(Extracted data)
** BEGIN **

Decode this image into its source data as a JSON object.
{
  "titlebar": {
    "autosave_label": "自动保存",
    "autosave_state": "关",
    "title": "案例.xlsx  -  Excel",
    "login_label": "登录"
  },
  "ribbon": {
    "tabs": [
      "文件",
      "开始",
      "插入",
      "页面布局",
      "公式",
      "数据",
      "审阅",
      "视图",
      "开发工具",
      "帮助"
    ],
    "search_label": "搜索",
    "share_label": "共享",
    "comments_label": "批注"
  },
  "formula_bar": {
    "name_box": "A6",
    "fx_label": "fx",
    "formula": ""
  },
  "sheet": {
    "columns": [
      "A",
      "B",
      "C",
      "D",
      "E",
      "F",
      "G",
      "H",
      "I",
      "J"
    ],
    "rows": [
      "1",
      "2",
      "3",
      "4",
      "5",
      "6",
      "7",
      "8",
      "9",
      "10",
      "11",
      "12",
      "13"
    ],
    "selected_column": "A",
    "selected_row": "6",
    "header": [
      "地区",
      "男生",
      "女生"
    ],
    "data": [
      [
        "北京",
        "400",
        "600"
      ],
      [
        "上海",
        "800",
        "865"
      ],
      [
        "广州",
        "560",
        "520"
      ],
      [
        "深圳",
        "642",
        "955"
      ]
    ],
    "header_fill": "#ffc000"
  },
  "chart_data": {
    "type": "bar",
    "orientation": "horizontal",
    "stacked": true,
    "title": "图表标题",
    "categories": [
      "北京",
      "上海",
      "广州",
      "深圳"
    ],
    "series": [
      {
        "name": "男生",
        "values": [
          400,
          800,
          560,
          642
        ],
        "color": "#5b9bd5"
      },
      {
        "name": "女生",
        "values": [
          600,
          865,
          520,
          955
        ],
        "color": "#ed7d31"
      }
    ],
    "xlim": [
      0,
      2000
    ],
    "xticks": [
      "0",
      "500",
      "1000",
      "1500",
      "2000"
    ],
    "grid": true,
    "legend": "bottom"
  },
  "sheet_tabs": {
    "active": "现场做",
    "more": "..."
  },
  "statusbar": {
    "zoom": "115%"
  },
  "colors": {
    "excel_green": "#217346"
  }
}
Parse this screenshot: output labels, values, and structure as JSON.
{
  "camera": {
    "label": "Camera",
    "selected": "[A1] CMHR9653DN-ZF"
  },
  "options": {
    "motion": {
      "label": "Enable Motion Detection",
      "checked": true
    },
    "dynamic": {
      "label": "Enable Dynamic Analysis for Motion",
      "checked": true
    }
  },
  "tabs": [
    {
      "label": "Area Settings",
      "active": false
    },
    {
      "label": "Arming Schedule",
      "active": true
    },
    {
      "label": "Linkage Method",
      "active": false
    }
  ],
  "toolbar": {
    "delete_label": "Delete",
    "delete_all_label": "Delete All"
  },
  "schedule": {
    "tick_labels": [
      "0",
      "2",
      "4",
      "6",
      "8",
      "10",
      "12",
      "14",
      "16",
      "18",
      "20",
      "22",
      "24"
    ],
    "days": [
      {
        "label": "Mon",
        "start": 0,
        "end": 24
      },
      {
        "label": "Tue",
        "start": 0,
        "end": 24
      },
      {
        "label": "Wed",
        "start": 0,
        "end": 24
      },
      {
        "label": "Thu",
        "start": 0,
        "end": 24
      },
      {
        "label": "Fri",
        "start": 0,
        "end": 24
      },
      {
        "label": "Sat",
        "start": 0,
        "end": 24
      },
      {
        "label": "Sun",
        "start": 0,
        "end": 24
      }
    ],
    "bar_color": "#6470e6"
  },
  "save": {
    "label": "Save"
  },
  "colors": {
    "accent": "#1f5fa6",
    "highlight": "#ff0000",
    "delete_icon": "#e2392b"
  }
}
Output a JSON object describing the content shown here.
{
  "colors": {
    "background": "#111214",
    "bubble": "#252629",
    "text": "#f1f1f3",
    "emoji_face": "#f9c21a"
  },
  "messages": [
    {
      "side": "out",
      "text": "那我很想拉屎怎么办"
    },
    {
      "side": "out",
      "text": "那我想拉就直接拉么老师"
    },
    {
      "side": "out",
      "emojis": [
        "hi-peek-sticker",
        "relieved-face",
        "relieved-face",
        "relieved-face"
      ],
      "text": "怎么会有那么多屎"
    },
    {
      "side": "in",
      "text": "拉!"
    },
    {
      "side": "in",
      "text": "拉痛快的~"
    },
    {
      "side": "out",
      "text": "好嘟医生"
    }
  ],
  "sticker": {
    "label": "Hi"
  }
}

** END **

(Aim) Lines containing "JSON" are to be counted. State the total and add nothing.

(Exercise output) 3